• [EXTRACTED MATERIAL]
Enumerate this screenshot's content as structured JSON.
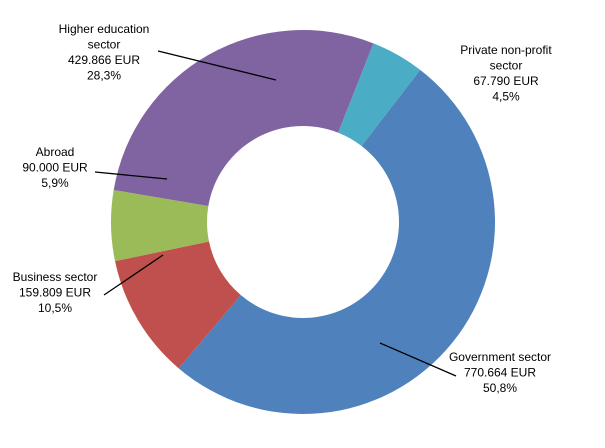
{
  "chart_data": {
    "type": "pie",
    "donut": true,
    "legend": "none",
    "slices": [
      {
        "key": "government",
        "label_lines": [
          "Government sector",
          "770.664 EUR",
          "50,8%"
        ],
        "value": 770664,
        "percent": 50.8,
        "color": "#4F81BD"
      },
      {
        "key": "business",
        "label_lines": [
          "Business sector",
          "159.809 EUR",
          "10,5%"
        ],
        "value": 159809,
        "percent": 10.5,
        "color": "#C0504D"
      },
      {
        "key": "abroad",
        "label_lines": [
          "Abroad",
          "90.000 EUR",
          "5,9%"
        ],
        "value": 90000,
        "percent": 5.9,
        "color": "#9BBB59"
      },
      {
        "key": "higher-education",
        "label_lines": [
          "Higher education",
          "sector",
          "429.866 EUR",
          "28,3%"
        ],
        "value": 429866,
        "percent": 28.3,
        "color": "#8064A2"
      },
      {
        "key": "private-non-profit",
        "label_lines": [
          "Private non-profit",
          "sector",
          "67.790 EUR",
          "4,5%"
        ],
        "value": 67790,
        "percent": 4.5,
        "color": "#4BACC6"
      }
    ]
  }
}
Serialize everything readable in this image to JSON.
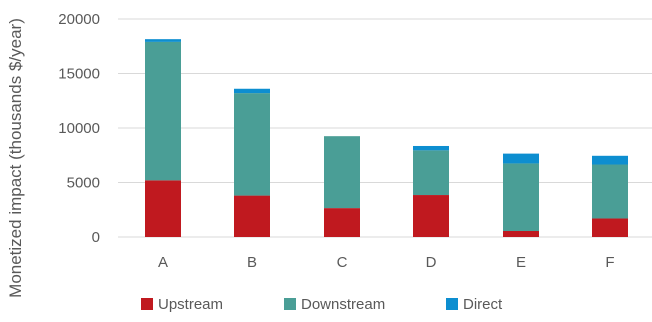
{
  "colors": {
    "upstream": "#c0191f",
    "downstream": "#4a9e96",
    "direct": "#0d8ed0",
    "grid": "#d9d9d9",
    "text": "#595959"
  },
  "chart_data": {
    "type": "bar",
    "stacked": true,
    "title": "",
    "xlabel": "",
    "ylabel": "Monetized impact (thousands $/year)",
    "ylim": [
      0,
      20000
    ],
    "yticks": [
      0,
      5000,
      10000,
      15000,
      20000
    ],
    "grid": true,
    "legend_position": "bottom",
    "categories": [
      "A",
      "B",
      "C",
      "D",
      "E",
      "F"
    ],
    "series": [
      {
        "name": "Upstream",
        "color": "#c0191f",
        "values": [
          5200,
          3800,
          2650,
          3850,
          550,
          1700
        ]
      },
      {
        "name": "Downstream",
        "color": "#4a9e96",
        "values": [
          12700,
          9400,
          6600,
          4100,
          6200,
          4950
        ]
      },
      {
        "name": "Direct",
        "color": "#0d8ed0",
        "values": [
          250,
          400,
          0,
          400,
          900,
          800
        ]
      }
    ]
  }
}
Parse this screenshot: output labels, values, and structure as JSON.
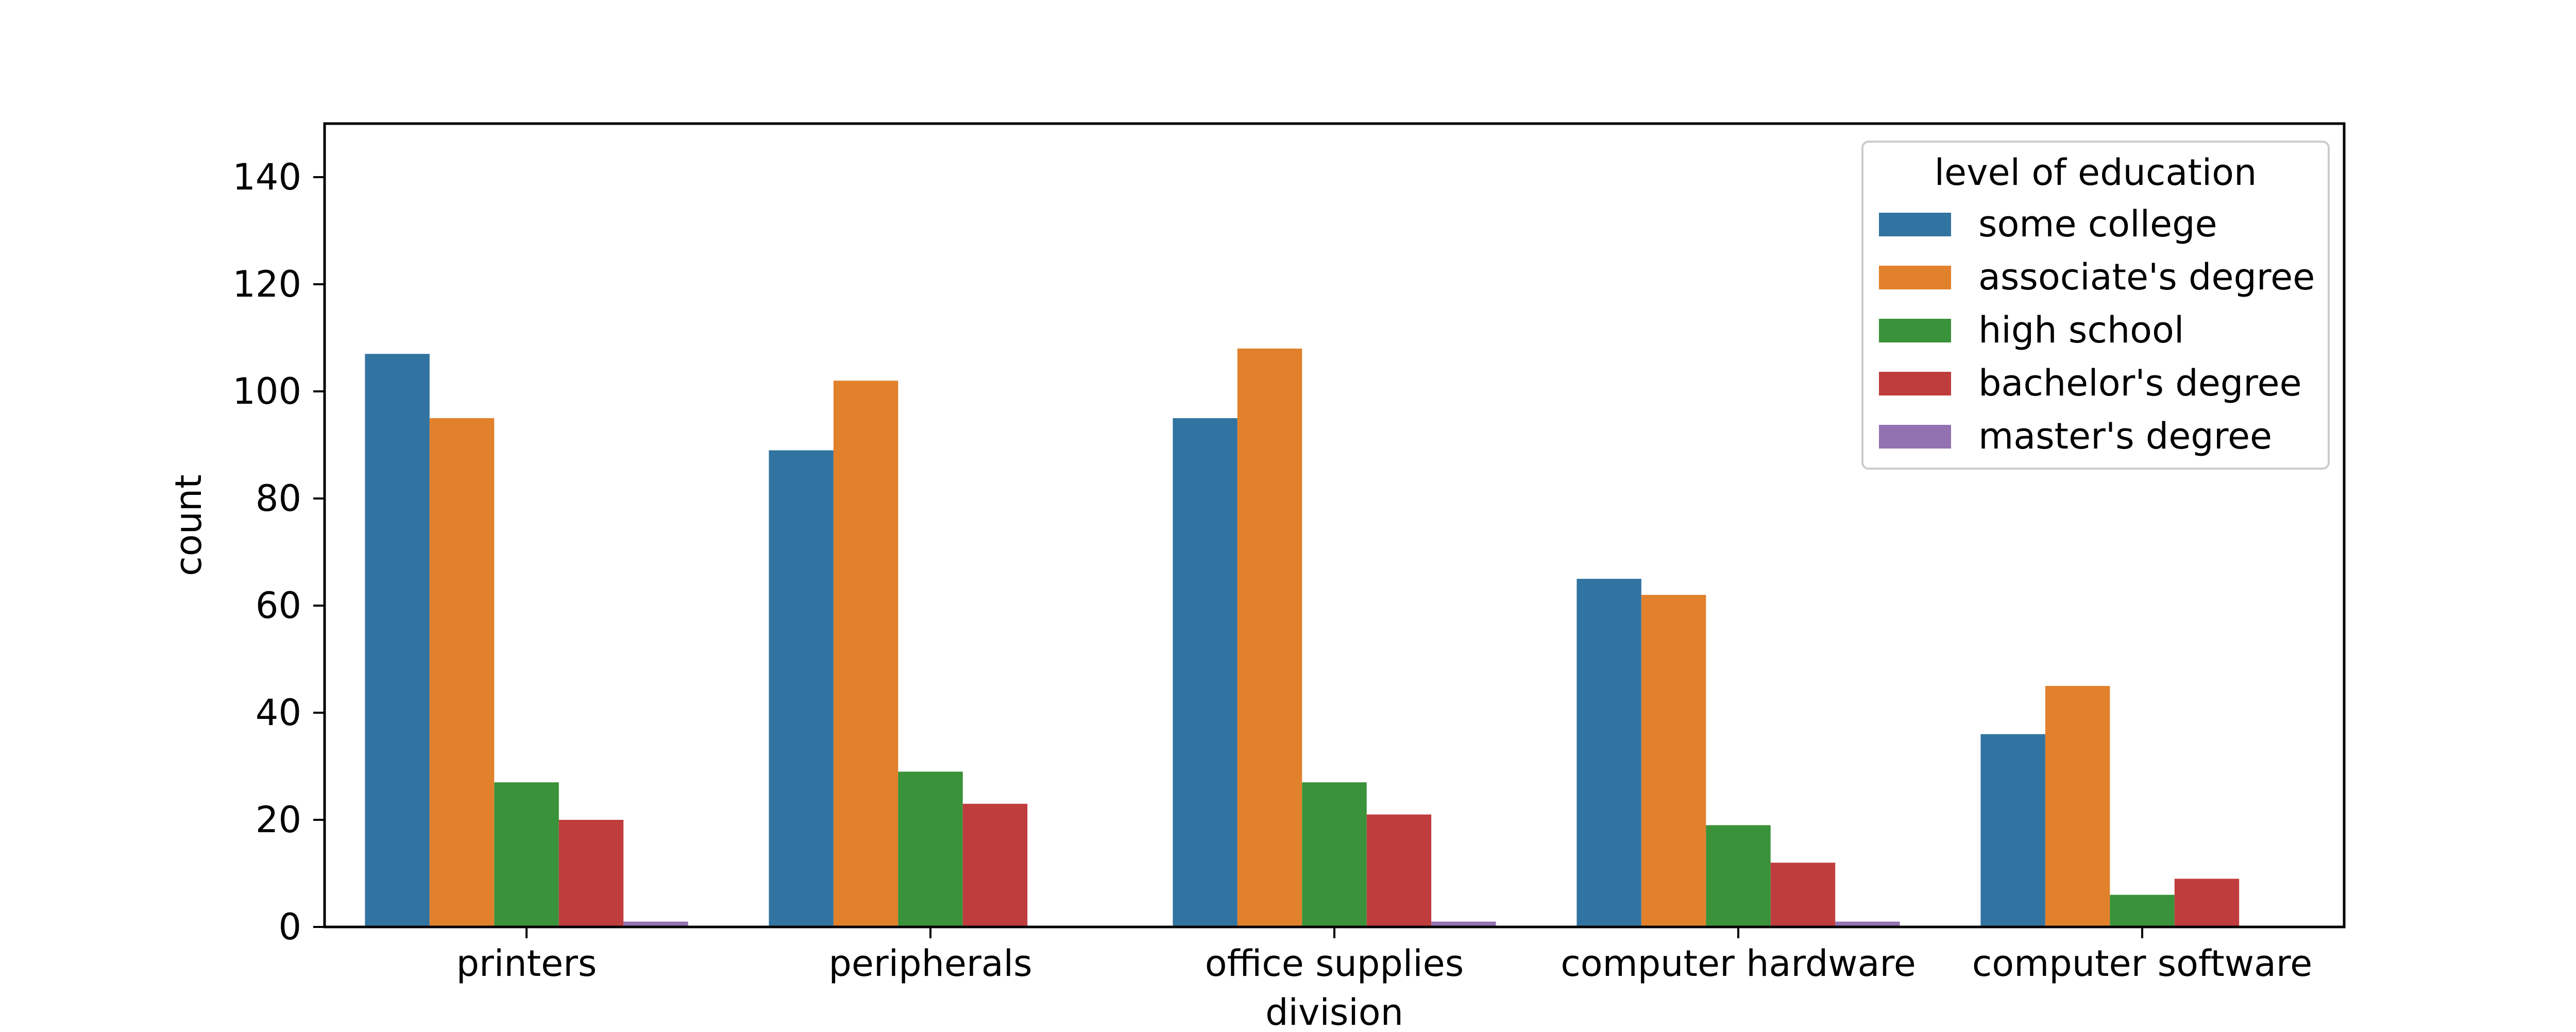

• [REQUIREMENTS] Without including any pictures, please restate all the records exactly.

• [TASK RESPONSE]
Enumerate this screenshot's content as structured JSON.
{
  "chart_data": {
    "type": "pie",
    "donut": true,
    "legend": "none",
    "slices": [
      {
        "key": "government",
        "label_lines": [
          "Government sector",
          "770.664 EUR",
          "50,8%"
        ],
        "value": 770664,
        "percent": 50.8,
        "color": "#4F81BD"
      },
      {
        "key": "business",
        "label_lines": [
          "Business sector",
          "159.809 EUR",
          "10,5%"
        ],
        "value": 159809,
        "percent": 10.5,
        "color": "#C0504D"
      },
      {
        "key": "abroad",
        "label_lines": [
          "Abroad",
          "90.000 EUR",
          "5,9%"
        ],
        "value": 90000,
        "percent": 5.9,
        "color": "#9BBB59"
      },
      {
        "key": "higher-education",
        "label_lines": [
          "Higher education",
          "sector",
          "429.866 EUR",
          "28,3%"
        ],
        "value": 429866,
        "percent": 28.3,
        "color": "#8064A2"
      },
      {
        "key": "private-non-profit",
        "label_lines": [
          "Private non-profit",
          "sector",
          "67.790 EUR",
          "4,5%"
        ],
        "value": 67790,
        "percent": 4.5,
        "color": "#4BACC6"
      }
    ]
  }
}
Serialize everything readable in this image to JSON.
{
  "colors": {
    "upstream": "#c0191f",
    "downstream": "#4a9e96",
    "direct": "#0d8ed0",
    "grid": "#d9d9d9",
    "text": "#595959"
  },
  "chart_data": {
    "type": "bar",
    "stacked": true,
    "title": "",
    "xlabel": "",
    "ylabel": "Monetized impact (thousands $/year)",
    "ylim": [
      0,
      20000
    ],
    "yticks": [
      0,
      5000,
      10000,
      15000,
      20000
    ],
    "grid": true,
    "legend_position": "bottom",
    "categories": [
      "A",
      "B",
      "C",
      "D",
      "E",
      "F"
    ],
    "series": [
      {
        "name": "Upstream",
        "color": "#c0191f",
        "values": [
          5200,
          3800,
          2650,
          3850,
          550,
          1700
        ]
      },
      {
        "name": "Downstream",
        "color": "#4a9e96",
        "values": [
          12700,
          9400,
          6600,
          4100,
          6200,
          4950
        ]
      },
      {
        "name": "Direct",
        "color": "#0d8ed0",
        "values": [
          250,
          400,
          0,
          400,
          900,
          800
        ]
      }
    ]
  }
}
Parse this screenshot: output labels, values, and structure as JSON.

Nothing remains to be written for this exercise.